**Directions for this task:** Find how many lines in the data below include the word "belki", then write only that number.

**Supplied entries:**
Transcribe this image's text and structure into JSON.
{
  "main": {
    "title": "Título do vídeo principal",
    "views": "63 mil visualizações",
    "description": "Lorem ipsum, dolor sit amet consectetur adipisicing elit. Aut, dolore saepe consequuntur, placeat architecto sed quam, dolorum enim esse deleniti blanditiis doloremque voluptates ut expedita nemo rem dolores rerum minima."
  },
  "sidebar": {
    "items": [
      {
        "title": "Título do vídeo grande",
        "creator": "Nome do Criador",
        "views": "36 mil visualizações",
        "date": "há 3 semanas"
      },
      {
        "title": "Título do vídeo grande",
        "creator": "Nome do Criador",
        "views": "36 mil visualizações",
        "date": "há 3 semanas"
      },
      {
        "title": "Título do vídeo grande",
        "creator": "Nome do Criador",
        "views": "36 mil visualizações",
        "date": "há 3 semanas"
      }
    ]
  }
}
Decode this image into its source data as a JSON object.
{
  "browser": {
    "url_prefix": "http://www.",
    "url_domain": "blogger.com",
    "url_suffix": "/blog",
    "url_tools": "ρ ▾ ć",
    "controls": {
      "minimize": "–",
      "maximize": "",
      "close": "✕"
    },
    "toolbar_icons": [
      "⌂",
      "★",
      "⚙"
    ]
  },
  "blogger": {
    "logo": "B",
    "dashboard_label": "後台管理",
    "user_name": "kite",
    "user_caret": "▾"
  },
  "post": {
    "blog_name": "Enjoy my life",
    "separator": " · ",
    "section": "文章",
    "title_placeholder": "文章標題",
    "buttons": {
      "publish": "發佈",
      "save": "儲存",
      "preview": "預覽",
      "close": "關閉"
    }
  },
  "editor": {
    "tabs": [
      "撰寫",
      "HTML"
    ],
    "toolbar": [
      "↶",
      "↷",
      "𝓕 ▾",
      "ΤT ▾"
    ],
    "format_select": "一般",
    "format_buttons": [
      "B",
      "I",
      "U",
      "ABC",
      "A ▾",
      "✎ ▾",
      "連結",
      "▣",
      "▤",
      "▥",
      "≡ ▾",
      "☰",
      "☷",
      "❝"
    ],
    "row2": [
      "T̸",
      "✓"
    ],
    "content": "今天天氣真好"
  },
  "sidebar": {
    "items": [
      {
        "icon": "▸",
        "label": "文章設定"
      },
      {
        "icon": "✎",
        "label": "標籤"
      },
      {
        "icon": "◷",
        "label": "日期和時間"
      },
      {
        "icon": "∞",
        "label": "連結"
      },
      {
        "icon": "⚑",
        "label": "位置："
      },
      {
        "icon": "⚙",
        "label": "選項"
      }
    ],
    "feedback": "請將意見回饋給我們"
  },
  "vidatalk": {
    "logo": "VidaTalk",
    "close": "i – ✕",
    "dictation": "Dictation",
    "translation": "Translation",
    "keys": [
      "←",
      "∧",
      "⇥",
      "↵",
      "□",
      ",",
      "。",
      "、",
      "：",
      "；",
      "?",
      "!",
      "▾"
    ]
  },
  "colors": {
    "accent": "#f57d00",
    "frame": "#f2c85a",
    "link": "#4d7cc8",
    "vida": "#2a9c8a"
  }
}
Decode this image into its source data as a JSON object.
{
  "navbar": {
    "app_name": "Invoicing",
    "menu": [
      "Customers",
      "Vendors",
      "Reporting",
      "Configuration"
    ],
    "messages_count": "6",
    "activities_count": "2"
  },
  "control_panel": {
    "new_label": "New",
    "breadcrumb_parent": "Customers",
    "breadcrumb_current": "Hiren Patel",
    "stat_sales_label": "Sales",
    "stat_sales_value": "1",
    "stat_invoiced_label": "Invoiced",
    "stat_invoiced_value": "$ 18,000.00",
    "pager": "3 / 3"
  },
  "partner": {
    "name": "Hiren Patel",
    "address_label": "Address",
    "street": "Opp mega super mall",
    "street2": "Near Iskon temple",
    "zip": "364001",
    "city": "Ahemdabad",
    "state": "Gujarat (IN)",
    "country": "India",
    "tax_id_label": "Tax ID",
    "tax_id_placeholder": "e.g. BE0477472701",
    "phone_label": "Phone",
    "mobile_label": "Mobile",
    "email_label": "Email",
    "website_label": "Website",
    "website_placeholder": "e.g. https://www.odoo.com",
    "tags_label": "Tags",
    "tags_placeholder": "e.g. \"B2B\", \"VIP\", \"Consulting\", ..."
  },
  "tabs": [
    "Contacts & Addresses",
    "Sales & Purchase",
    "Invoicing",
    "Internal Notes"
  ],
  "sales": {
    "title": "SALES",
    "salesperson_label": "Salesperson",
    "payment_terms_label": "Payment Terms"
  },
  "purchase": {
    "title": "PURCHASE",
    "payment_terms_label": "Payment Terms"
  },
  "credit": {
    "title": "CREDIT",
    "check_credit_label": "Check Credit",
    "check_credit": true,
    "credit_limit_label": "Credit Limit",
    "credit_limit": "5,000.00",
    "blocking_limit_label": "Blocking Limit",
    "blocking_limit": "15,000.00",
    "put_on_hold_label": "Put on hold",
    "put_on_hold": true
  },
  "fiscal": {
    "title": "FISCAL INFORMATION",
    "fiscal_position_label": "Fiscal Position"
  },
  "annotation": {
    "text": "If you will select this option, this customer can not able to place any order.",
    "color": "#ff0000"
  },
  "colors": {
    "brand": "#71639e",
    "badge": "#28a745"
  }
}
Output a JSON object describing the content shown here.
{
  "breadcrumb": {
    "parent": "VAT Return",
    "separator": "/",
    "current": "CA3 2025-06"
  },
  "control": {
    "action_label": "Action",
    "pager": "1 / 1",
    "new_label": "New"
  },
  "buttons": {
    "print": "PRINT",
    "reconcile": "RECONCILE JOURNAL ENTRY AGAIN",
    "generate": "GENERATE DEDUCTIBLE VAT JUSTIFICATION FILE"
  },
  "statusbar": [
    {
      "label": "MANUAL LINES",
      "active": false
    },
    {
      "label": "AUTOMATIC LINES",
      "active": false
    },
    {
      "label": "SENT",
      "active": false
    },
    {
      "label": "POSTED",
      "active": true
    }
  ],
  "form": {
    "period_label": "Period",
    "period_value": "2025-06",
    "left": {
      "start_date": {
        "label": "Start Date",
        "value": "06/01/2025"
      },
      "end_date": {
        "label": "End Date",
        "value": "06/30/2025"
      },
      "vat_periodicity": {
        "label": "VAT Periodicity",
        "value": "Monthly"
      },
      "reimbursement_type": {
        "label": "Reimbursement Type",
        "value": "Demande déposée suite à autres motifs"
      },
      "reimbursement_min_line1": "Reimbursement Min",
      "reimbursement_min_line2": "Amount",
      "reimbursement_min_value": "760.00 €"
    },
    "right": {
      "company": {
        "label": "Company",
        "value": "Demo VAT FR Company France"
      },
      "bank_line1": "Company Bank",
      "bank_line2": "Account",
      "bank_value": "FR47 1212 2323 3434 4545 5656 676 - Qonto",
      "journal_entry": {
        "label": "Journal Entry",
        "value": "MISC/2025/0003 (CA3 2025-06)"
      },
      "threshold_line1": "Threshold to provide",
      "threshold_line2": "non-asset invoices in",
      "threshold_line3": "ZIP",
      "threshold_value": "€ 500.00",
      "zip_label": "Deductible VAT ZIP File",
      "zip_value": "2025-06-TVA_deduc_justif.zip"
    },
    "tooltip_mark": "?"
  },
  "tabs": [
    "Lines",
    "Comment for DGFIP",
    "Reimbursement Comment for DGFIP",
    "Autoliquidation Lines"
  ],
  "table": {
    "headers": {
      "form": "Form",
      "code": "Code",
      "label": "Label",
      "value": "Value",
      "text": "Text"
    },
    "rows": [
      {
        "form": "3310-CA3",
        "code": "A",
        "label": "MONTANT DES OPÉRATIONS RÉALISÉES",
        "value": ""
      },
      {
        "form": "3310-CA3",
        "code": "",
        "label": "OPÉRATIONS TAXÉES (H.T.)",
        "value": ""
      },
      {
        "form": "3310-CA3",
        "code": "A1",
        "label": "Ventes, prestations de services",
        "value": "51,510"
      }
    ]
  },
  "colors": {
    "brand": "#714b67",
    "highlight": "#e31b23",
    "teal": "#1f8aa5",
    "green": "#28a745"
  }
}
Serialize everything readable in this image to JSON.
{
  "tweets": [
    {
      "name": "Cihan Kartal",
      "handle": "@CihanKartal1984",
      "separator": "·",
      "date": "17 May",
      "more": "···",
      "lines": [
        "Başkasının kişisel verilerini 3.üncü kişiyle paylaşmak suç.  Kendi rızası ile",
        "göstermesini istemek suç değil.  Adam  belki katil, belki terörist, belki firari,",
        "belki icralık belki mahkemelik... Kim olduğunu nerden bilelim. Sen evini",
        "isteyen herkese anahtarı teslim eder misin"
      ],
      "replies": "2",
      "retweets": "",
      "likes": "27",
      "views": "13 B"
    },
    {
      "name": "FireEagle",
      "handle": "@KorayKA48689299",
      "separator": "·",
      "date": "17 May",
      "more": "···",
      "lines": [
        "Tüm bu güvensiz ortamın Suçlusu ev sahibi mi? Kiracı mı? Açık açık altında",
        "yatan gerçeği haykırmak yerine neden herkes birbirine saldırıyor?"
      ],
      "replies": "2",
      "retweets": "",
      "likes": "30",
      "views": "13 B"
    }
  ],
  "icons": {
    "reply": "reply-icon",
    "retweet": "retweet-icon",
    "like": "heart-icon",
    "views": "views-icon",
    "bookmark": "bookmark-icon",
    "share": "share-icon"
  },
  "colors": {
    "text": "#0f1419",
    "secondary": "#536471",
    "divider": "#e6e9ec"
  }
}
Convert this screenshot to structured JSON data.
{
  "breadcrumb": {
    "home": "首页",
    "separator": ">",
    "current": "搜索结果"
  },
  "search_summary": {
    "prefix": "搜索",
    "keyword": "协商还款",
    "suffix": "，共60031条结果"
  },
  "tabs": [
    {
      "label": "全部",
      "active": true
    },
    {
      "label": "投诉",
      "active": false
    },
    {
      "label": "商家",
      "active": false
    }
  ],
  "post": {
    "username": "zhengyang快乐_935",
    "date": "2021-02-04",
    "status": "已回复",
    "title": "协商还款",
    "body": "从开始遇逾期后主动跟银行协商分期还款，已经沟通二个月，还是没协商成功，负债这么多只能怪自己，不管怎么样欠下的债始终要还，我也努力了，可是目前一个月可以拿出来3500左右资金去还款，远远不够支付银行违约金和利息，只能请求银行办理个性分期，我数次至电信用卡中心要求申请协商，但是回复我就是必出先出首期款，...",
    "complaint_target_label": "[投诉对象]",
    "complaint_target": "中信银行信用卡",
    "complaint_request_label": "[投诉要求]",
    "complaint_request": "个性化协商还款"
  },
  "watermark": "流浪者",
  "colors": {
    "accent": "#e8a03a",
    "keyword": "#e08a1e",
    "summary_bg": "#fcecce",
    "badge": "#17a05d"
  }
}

**Response:** 2